__Page excerpt__.
[BEGIN]

Reflections on Inspecting and Visualizing Real-Life Graph Learning Problems

Anas AIT AOMAR
Nerd For Tech
Published in
5 min readMay 27, 2021

--

Disclaimer: This article and the ones coming soon are just reflections, and summarize my personal perspective, which needs to be updated by your comments. plus we are willing to start an open-source project that deals with inspection and visualizing large networks in the context of graph learning which will feed directly on the ideas of these articles and your contributions of course (Comments, DMs …).

Graph learning problems: Overview and context

These last few months I got interested in graph learning problems and GNNs (Graph Neural Network) to be specific. I like the idea of local message passing and the construction of latent representation that includes the graph structure. Plus there are many libraries that ease the graph model creation part like DGL or PyTorch-geometric.

Yet graphs are hard to visualize and thus inspect

However, my research on graph neural network applications showed that real-life problems build on top of large graphs (social networks, knowledge graphs, relational Databases) in which case it's hard to visualize them (the hole graph) using simple visualization libraries like Networkx or Pyviz or more advanced ones like Gephy (since the graph becomes complex). furthermore, users should relocate their data to another platform for visualization and inspection and do some manual work before seeing some results and start debugging their model results. Thus it makes it hard for researchers to iterate rapidly or identify problems quickly.

Can we at least ask the right questions?

Figuring out how to fix those problems and complexities forces us to formulate the problem by asking the right questions and locating the pain points in a typical graph learning pipeline

Why large graphs are hard to visualize?

Graphs are not Euclidean objects, thus we need what we call layout methods to project them in a 2D space without losing the local space structures in our graph. That’s why many layout methods are there to help us, for example, force-based methods that treat the graph edges as a system of springs. There are other solvers such as tree-based methods, but in my opinion, force-based methods give a neat visualization when dealing with small-world networks.

The visualization complexity starts when dealing with large graphs, not because the layout methods cannot render your graph, but because it looks messy since too many edges are rendered. For more information about large graph visualization problems and solutions check this article.

example of large graph [From lastfm interactive map, CC BY-NC-SA 2.5 HU]

Visualizing a graph as a whole will not let researchers or practitioners debug easily. Since we don't have access to local trends unless we zoomed in, without forgetting the computational complexity to keep the graph interactive.

What does a GL (geometric learning) practitioner want from graph visualization?

A graph learning pipeline looks almost the same as a traditional deep learning pipeline. You start by choosing your model, you feed in your data then look at some metrics as loss value changes over epochs, which helps you see in an aggregate way, how your model behaves given new data. Then any suspicious behavior as stagnation in your loss values or some high drop can be inspected further by some more personalized analysis.

An example that comes to my mind is when dealing with MNIST (MNIST handwritten digit database) classification. Your train your model, get your loss over epochs graph [see figure below] and you may see for example a stagnation in the first iterations, then a drop, you investigate more by inspection loss curve for each class and you see that stagnation is observable only in two classes 1 and 7 for example. Can your model be confused by these two classes? To investigate more we try a dimension reduction over softmax outputs of our model and then visualize the result in a 2D space.

[END]

__Entries__.

[BEGIN]

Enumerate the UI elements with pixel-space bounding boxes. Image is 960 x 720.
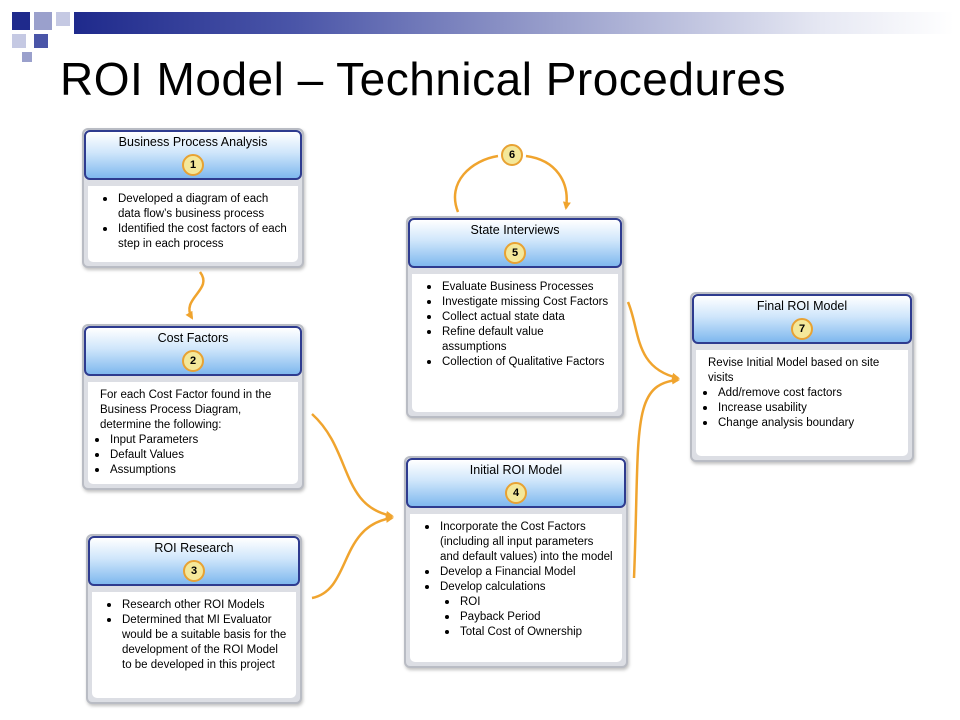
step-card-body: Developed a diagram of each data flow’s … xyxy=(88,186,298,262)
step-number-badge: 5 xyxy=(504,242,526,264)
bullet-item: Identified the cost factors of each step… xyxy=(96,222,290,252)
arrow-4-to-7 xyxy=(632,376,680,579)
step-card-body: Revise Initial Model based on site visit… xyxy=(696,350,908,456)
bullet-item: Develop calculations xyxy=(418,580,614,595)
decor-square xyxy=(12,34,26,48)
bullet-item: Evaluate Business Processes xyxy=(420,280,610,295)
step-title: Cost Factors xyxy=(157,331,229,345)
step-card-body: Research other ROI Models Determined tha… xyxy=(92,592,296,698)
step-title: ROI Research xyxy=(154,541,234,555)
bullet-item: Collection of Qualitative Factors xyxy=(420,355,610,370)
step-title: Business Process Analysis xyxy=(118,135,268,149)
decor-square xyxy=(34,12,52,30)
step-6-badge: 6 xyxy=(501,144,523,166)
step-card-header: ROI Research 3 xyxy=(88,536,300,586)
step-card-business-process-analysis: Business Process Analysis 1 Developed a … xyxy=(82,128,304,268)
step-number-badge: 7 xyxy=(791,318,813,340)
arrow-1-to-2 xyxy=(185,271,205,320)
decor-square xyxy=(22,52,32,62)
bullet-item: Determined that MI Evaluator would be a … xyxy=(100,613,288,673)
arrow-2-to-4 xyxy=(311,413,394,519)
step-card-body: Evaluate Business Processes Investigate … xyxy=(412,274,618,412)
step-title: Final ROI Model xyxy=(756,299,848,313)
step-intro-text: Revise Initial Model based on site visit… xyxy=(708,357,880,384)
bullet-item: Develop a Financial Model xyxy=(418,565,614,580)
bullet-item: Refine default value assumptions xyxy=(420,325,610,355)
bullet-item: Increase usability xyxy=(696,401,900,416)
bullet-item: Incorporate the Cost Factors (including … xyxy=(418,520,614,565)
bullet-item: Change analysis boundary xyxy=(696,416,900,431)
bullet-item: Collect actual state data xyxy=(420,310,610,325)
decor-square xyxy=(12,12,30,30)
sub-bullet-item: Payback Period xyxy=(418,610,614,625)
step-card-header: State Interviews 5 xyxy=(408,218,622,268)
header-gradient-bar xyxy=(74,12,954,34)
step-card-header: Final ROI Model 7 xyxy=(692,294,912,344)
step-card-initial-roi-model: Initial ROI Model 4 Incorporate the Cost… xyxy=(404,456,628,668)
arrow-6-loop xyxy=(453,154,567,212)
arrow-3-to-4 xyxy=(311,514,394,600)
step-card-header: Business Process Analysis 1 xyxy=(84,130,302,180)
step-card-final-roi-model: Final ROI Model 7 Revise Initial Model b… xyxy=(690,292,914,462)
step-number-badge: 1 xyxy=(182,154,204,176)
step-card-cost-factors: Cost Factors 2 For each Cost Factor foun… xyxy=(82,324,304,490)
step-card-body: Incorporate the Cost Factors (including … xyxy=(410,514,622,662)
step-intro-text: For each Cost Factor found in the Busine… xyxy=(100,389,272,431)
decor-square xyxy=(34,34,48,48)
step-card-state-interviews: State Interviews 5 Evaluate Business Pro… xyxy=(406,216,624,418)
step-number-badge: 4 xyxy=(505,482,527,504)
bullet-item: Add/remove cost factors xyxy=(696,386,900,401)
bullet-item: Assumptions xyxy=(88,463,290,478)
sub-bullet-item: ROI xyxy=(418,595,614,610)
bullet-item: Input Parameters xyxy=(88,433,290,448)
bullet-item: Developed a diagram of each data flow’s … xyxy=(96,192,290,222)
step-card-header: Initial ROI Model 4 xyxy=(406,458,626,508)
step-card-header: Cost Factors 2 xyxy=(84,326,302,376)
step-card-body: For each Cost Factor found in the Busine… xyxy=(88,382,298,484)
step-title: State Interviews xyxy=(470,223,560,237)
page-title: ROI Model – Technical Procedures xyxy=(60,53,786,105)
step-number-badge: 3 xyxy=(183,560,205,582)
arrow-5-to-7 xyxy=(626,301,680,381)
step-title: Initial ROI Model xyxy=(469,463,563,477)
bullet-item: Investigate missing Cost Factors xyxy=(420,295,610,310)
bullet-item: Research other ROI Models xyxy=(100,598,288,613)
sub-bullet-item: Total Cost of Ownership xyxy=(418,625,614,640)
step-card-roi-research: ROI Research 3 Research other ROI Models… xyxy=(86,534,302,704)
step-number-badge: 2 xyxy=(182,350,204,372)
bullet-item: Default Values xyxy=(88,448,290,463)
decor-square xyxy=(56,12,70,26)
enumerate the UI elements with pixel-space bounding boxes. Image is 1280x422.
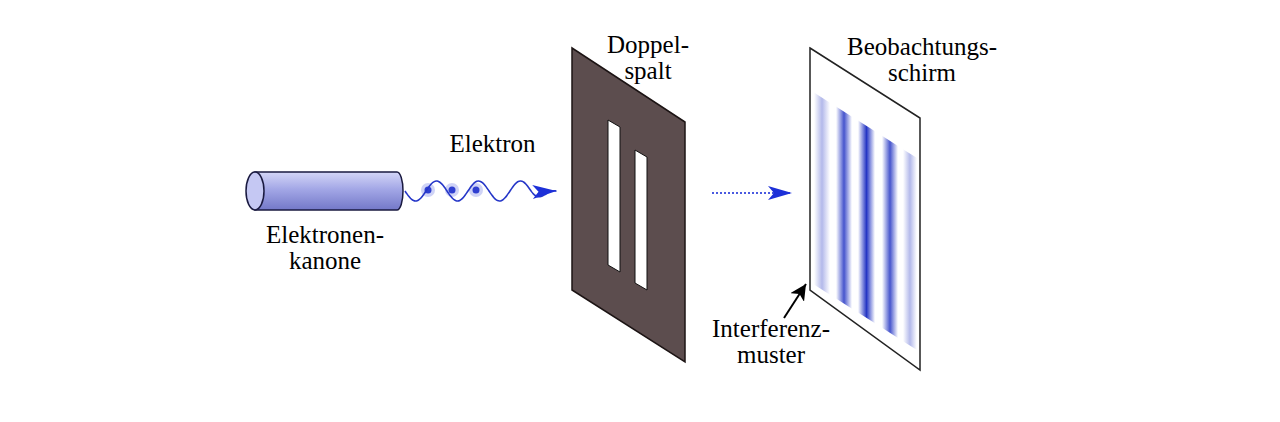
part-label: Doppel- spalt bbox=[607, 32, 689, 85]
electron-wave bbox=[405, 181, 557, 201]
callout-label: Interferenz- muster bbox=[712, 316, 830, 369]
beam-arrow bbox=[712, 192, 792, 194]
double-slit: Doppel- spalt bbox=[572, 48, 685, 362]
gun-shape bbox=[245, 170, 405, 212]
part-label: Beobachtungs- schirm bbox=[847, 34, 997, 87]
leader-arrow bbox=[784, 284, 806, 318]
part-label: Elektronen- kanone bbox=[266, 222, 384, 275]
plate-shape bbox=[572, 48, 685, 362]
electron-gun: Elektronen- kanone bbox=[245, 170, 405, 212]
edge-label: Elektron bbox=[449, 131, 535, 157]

[END]

__Stated problem A__.
In the graph learning article, condense the paragraph beginning "Graphs are not Euclidean objects" into a bulleted list that keeps its main facts.
__Stated problem B__.
List every library that the graph learning article names for building graph models or for visualizing graphs.
__Stated problem C__.
Reproduce the passage of the graph learning article that starts at "example of large" and ends at "from graph visualization?".

__Output A__.
- Graphs are not Euclidean objects, so layout methods are needed to project them into 2D space without losing their local structure.
- Many layout methods exist. Force-based methods, for example, treat graph edges as a system of springs.
- Other solvers exist too, such as tree-based methods.
- In the author's opinion, force-based methods give a neat visualization for small-world networks.

__Output B__.
- DGL
- PyTorch-geometric
- Networkx
- Pyviz
- Gephy

__Output C__.
example of large graph [From lastfm interactive map, CC BY-NC-SA 2.5 HU]

Visualizing a graph as a whole will not let researchers or practitioners debug easily. Since we don't have access to local trends unless we zoomed in, without forgetting the computational complexity to keep the graph interactive.

What does a GL (geometric learning) practitioner want from graph visualization?